> [Exercise objective] Transcribe each line exactly.

> [Material]
>>>

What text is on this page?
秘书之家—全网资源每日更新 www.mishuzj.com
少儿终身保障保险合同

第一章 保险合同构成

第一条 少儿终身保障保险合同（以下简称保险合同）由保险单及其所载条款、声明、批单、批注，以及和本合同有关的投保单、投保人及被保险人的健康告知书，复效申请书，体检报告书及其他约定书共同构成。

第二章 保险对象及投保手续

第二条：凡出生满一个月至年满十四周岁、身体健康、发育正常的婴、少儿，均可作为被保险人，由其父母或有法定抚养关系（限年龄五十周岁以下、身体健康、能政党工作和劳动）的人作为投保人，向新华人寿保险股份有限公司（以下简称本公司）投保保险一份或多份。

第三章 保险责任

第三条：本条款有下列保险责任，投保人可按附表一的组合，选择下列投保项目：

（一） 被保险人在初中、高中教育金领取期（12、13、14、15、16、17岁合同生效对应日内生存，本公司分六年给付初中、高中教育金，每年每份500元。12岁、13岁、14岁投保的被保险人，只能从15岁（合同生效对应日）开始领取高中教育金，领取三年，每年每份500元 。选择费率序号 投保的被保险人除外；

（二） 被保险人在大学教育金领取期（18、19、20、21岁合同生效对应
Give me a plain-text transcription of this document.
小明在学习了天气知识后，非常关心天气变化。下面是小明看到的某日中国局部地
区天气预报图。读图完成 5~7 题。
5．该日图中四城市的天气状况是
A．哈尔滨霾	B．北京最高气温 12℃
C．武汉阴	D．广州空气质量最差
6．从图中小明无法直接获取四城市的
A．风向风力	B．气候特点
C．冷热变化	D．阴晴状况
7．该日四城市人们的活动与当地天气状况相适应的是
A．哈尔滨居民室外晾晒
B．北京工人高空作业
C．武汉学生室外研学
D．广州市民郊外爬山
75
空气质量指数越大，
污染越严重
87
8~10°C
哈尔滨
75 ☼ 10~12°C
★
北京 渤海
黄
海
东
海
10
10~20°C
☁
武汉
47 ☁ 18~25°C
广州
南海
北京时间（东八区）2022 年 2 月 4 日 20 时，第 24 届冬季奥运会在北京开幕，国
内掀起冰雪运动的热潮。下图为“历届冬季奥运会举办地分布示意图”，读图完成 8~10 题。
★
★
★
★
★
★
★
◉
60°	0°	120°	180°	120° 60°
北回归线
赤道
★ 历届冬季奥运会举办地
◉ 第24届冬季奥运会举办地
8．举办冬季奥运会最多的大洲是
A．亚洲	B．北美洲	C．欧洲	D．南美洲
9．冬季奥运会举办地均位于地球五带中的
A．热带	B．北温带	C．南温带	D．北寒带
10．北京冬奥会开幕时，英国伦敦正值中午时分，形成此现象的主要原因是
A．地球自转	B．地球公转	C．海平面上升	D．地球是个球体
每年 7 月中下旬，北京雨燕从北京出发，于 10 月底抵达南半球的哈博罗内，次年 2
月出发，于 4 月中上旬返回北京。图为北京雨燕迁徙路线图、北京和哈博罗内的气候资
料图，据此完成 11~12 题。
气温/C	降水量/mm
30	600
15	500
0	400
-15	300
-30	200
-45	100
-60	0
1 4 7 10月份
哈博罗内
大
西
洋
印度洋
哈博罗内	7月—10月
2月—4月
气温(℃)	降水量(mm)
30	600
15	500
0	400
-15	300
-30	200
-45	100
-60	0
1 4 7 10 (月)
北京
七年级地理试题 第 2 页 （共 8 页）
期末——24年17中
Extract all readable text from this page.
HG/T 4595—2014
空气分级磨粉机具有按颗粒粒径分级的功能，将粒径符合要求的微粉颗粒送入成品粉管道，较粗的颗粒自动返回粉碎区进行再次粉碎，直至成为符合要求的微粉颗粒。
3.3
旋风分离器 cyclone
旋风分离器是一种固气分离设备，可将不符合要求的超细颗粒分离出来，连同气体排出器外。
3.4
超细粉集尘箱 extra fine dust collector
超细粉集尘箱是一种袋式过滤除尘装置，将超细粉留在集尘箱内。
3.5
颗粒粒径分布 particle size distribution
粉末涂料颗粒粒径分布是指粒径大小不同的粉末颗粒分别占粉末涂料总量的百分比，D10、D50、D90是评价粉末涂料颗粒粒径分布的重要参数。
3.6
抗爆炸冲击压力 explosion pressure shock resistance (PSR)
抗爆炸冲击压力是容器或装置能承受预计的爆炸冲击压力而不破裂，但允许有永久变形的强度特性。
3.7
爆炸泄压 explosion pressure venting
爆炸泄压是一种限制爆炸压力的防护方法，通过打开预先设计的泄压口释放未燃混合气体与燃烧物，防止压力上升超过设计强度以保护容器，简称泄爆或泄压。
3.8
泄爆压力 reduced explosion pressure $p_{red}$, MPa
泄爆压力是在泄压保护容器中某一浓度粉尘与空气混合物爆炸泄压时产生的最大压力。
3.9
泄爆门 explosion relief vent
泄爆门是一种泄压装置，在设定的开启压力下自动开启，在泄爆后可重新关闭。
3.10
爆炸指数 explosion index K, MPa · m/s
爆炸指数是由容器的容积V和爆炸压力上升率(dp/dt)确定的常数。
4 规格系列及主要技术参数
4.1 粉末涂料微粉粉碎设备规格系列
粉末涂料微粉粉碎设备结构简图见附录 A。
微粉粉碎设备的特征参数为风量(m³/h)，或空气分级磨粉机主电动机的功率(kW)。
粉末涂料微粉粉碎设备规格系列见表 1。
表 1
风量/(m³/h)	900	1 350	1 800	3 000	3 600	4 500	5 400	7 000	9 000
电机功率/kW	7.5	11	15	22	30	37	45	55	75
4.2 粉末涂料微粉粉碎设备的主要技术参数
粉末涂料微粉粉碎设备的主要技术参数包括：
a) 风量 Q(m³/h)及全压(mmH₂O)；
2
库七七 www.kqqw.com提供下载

<<<

> [Reply to the task]
What text is on this page?
秘书之家—全网资源每日更新 www.mishuzj.com
少儿终身保障保险合同

第一章 保险合同构成

第一条 少儿终身保障保险合同（以下简称保险合同）由保险单及其所载条款、声明、批单、批注，以及和本合同有关的投保单、投保人及被保险人的健康告知书，复效申请书，体检报告书及其他约定书共同构成。

第二章 保险对象及投保手续

第二条：凡出生满一个月至年满十四周岁、身体健康、发育正常的婴、少儿，均可作为被保险人，由其父母或有法定抚养关系（限年龄五十周岁以下、身体健康、能政党工作和劳动）的人作为投保人，向新华人寿保险股份有限公司（以下简称本公司）投保保险一份或多份。

第三章 保险责任

第三条：本条款有下列保险责任，投保人可按附表一的组合，选择下列投保项目：

（一） 被保险人在初中、高中教育金领取期（12、13、14、15、16、17岁合同生效对应日内生存，本公司分六年给付初中、高中教育金，每年每份500元。12岁、13岁、14岁投保的被保险人，只能从15岁（合同生效对应日）开始领取高中教育金，领取三年，每年每份500元 。选择费率序号 投保的被保险人除外；

（二） 被保险人在大学教育金领取期（18、19、20、21岁合同生效对应
Give me a plain-text transcription of this document.
小明在学习了天气知识后，非常关心天气变化。下面是小明看到的某日中国局部地
区天气预报图。读图完成 5~7 题。
5．该日图中四城市的天气状况是
A．哈尔滨霾	B．北京最高气温 12℃
C．武汉阴	D．广州空气质量最差
6．从图中小明无法直接获取四城市的
A．风向风力	B．气候特点
C．冷热变化	D．阴晴状况
7．该日四城市人们的活动与当地天气状况相适应的是
A．哈尔滨居民室外晾晒
B．北京工人高空作业
C．武汉学生室外研学
D．广州市民郊外爬山
75
空气质量指数越大，
污染越严重
87
8~10°C
哈尔滨
75 ☼ 10~12°C
★
北京 渤海
黄
海
东
海
10
10~20°C
☁
武汉
47 ☁ 18~25°C
广州
南海
北京时间（东八区）2022 年 2 月 4 日 20 时，第 24 届冬季奥运会在北京开幕，国
内掀起冰雪运动的热潮。下图为“历届冬季奥运会举办地分布示意图”，读图完成 8~10 题。
★
★
★
★
★
★
★
◉
60°	0°	120°	180°	120° 60°
北回归线
赤道
★ 历届冬季奥运会举办地
◉ 第24届冬季奥运会举办地
8．举办冬季奥运会最多的大洲是
A．亚洲	B．北美洲	C．欧洲	D．南美洲
9．冬季奥运会举办地均位于地球五带中的
A．热带	B．北温带	C．南温带	D．北寒带
10．北京冬奥会开幕时，英国伦敦正值中午时分，形成此现象的主要原因是
A．地球自转	B．地球公转	C．海平面上升	D．地球是个球体
每年 7 月中下旬，北京雨燕从北京出发，于 10 月底抵达南半球的哈博罗内，次年 2
月出发，于 4 月中上旬返回北京。图为北京雨燕迁徙路线图、北京和哈博罗内的气候资
料图，据此完成 11~12 题。
气温/C	降水量/mm
30	600
15	500
0	400
-15	300
-30	200
-45	100
-60	0
1 4 7 10月份
哈博罗内
大
西
洋
印度洋
哈博罗内	7月—10月
2月—4月
气温(℃)	降水量(mm)
30	600
15	500
0	400
-15	300
-30	200
-45	100
-60	0
1 4 7 10 (月)
北京
七年级地理试题 第 2 页 （共 8 页）
期末——24年17中
Extract all readable text from this page.
HG/T 4595—2014
空气分级磨粉机具有按颗粒粒径分级的功能，将粒径符合要求的微粉颗粒送入成品粉管道，较粗的颗粒自动返回粉碎区进行再次粉碎，直至成为符合要求的微粉颗粒。
3.3
旋风分离器 cyclone
旋风分离器是一种固气分离设备，可将不符合要求的超细颗粒分离出来，连同气体排出器外。
3.4
超细粉集尘箱 extra fine dust collector
超细粉集尘箱是一种袋式过滤除尘装置，将超细粉留在集尘箱内。
3.5
颗粒粒径分布 particle size distribution
粉末涂料颗粒粒径分布是指粒径大小不同的粉末颗粒分别占粉末涂料总量的百分比，D10、D50、D90是评价粉末涂料颗粒粒径分布的重要参数。
3.6
抗爆炸冲击压力 explosion pressure shock resistance (PSR)
抗爆炸冲击压力是容器或装置能承受预计的爆炸冲击压力而不破裂，但允许有永久变形的强度特性。
3.7
爆炸泄压 explosion pressure venting
爆炸泄压是一种限制爆炸压力的防护方法，通过打开预先设计的泄压口释放未燃混合气体与燃烧物，防止压力上升超过设计强度以保护容器，简称泄爆或泄压。
3.8
泄爆压力 reduced explosion pressure $p_{red}$, MPa
泄爆压力是在泄压保护容器中某一浓度粉尘与空气混合物爆炸泄压时产生的最大压力。
3.9
泄爆门 explosion relief vent
泄爆门是一种泄压装置，在设定的开启压力下自动开启，在泄爆后可重新关闭。
3.10
爆炸指数 explosion index K, MPa · m/s
爆炸指数是由容器的容积V和爆炸压力上升率(dp/dt)确定的常数。
4 规格系列及主要技术参数
4.1 粉末涂料微粉粉碎设备规格系列
粉末涂料微粉粉碎设备结构简图见附录 A。
微粉粉碎设备的特征参数为风量(m³/h)，或空气分级磨粉机主电动机的功率(kW)。
粉末涂料微粉粉碎设备规格系列见表 1。
表 1
风量/(m³/h)	900	1 350	1 800	3 000	3 600	4 500	5 400	7 000	9 000
电机功率/kW	7.5	11	15	22	30	37	45	55	75
4.2 粉末涂料微粉粉碎设备的主要技术参数
粉末涂料微粉粉碎设备的主要技术参数包括：
a) 风量 Q(m³/h)及全压(mmH₂O)；
2
库七七 www.kqqw.com提供下载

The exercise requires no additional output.